Records from a collection of figures
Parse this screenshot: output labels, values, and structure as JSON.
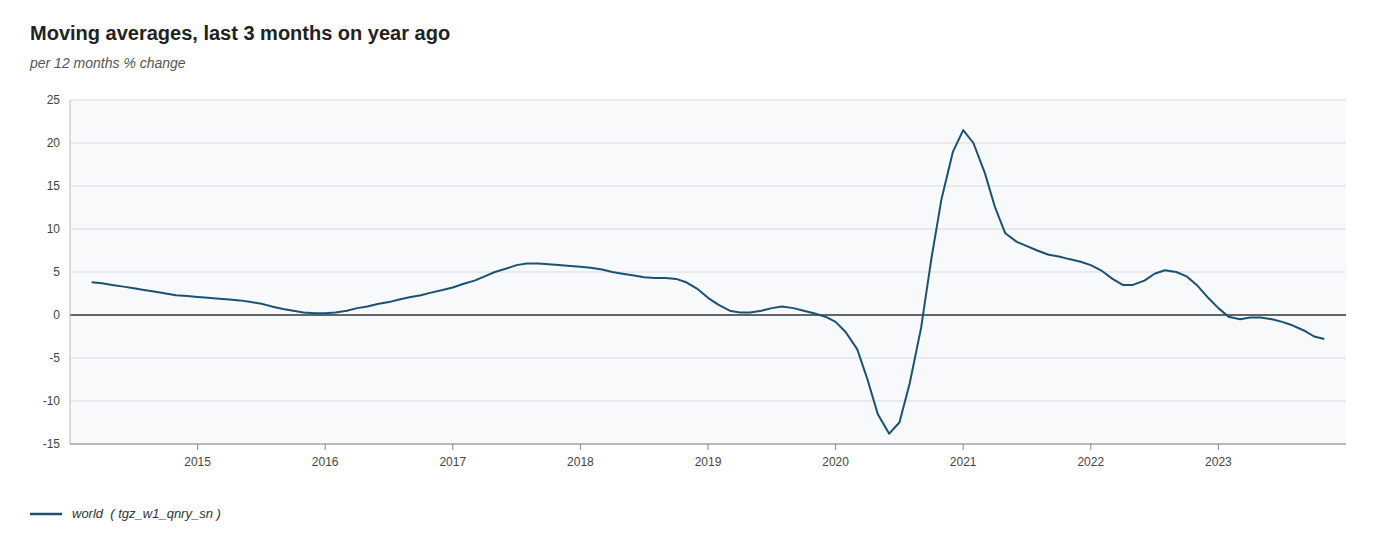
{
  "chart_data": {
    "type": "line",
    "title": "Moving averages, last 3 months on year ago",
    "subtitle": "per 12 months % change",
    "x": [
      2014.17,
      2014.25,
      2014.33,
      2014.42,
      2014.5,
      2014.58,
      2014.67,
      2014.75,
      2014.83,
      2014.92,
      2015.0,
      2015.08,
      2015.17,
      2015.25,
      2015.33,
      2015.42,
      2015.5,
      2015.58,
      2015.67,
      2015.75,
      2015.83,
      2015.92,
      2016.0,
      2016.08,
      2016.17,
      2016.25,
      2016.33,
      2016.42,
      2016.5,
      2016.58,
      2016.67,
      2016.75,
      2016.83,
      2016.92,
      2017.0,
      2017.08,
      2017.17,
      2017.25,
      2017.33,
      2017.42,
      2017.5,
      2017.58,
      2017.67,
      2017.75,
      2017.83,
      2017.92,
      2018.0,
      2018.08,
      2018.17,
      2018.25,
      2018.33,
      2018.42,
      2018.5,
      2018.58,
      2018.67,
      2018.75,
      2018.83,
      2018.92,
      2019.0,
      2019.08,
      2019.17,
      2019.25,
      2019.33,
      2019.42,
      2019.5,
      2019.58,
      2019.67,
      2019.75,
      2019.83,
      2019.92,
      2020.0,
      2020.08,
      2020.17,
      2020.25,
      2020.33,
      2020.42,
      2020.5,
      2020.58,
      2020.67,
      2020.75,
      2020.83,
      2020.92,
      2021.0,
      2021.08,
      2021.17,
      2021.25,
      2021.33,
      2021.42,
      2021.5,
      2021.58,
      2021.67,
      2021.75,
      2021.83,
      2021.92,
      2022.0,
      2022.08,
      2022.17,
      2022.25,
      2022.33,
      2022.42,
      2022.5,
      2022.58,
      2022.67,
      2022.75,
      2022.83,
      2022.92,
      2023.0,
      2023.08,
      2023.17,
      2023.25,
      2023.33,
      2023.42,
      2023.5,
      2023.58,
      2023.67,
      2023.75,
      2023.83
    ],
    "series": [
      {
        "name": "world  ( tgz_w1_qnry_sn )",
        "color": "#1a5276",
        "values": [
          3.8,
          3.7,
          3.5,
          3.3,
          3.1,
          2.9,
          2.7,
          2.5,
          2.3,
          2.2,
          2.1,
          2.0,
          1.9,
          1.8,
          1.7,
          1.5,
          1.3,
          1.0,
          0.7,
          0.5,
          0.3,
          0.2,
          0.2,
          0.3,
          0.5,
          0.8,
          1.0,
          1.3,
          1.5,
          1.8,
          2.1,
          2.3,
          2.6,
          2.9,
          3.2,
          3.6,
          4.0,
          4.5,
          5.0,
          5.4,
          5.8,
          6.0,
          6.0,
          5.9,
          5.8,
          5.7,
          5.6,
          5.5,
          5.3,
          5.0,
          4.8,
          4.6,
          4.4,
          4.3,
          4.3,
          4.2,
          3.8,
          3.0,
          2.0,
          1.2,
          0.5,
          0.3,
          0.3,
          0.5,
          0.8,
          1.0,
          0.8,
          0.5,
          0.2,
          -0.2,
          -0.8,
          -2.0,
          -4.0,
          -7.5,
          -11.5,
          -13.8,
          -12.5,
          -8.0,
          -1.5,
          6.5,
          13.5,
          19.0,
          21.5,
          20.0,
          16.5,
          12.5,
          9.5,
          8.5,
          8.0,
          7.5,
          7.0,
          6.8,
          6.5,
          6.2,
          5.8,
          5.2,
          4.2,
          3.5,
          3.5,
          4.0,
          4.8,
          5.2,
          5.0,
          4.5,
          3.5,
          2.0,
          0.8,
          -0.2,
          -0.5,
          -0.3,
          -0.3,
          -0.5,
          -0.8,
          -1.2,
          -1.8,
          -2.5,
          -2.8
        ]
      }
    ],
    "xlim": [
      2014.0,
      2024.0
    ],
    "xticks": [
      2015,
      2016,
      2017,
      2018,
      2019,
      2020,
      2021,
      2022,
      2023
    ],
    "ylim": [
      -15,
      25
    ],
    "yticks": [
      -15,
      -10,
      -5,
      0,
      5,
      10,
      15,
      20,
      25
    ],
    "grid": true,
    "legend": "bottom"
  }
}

PROBLEM DESCRIPTION
Of the lines above, copy each that contains "months".

FINISHED ANSWER
    "title": "Moving averages, last 3 months on year ago",
    "subtitle": "per 12 months % change",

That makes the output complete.